_KUTIPAN TEKS_
================
MENLU Perancis Louis de Guiringaud boleh ketawa ketika
meninggalkan bandar udara Halim Perdanakusumah pekan lalu.
Selama berkunjung di Jakarta selama 4 hari memang belum
terdengar ada kontrak yang ditandatangani antara Perancis dan
Indonesia tapi de Guiringaud, 67 tahun, yang membawa 20
industrialis dan bankir Perancis, berhasil mengantongi beberapa
letter of intent, yang menunjukkan niat pemerintah dan swasta
Indonesia untuk membeli barang-barang buatan Perancis.
================
_DATA YANG DIBERIKAN_

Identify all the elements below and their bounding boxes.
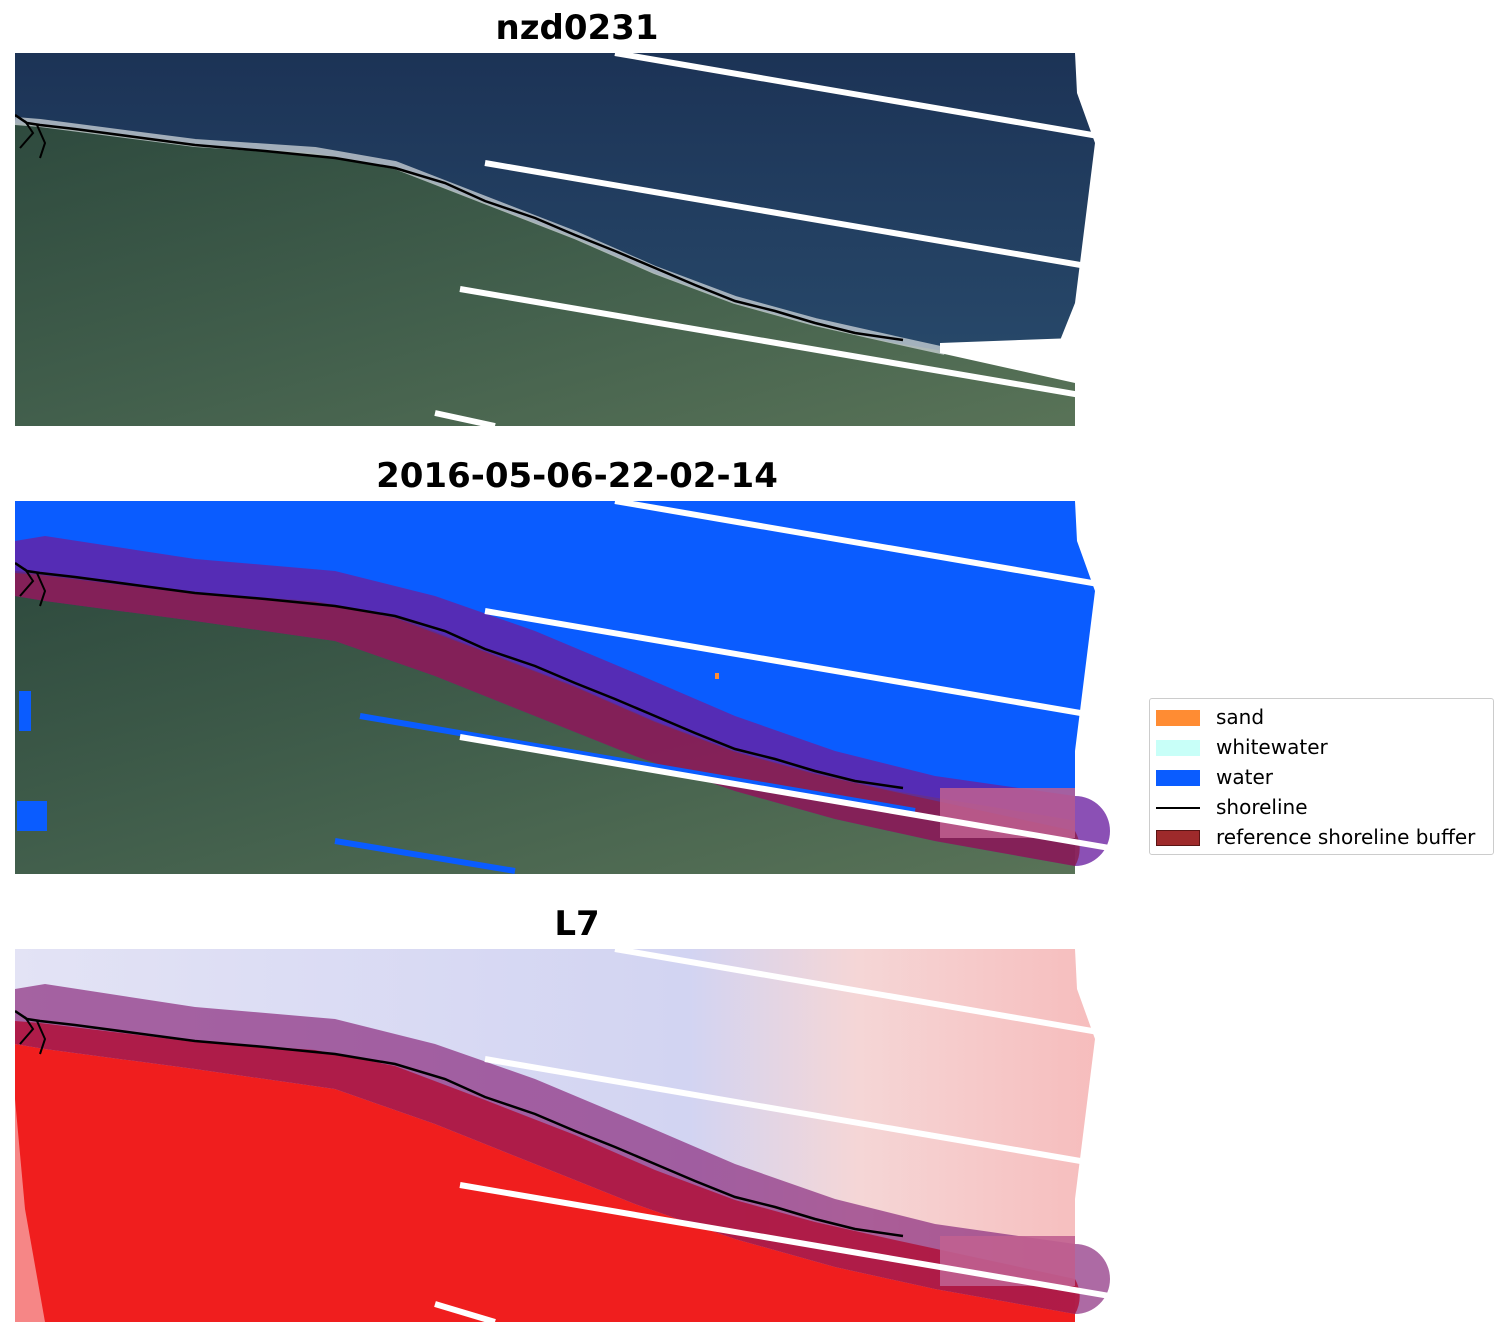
================
_TUGAS YANG DIKERJAKAN_
[a] Rangkum kutipan tentang kunjungan Menlu Perancis dalam dua kalimat.
[b] Sunting kutipan tentang kunjungan Menlu Perancis pada bagian yang dibuka dengan kata-kata "Selama berkunjung di" dan ditutup dengan "barang-barang buatan Perancis.". Tulis ulang bagian itu dengan mengganti "industrialis" menjadi "pengusaha".

_PEMBAHASAN JAWABAN_
[a] Menlu Perancis Louis de Guiringaud berkunjung ke Jakarta selama 4 hari dengan membawa 20 industrialis dan bankir Perancis. Meski belum terdengar ada kontrak yang ditandatangani antara Perancis dan Indonesia, ia berhasil mengantongi beberapa letter of intent yang menunjukkan niat pemerintah dan swasta Indonesia untuk membeli barang-barang buatan Perancis.

[b]
Selama berkunjung di Jakarta selama 4 hari memang belum
terdengar ada kontrak yang ditandatangani antara Perancis dan
Indonesia tapi de Guiringaud, 67 tahun, yang membawa 20
pengusaha dan bankir Perancis, berhasil mengantongi beberapa
letter of intent, yang menunjukkan niat pemerintah dan swasta
Indonesia untuk membeli barang-barang buatan Perancis.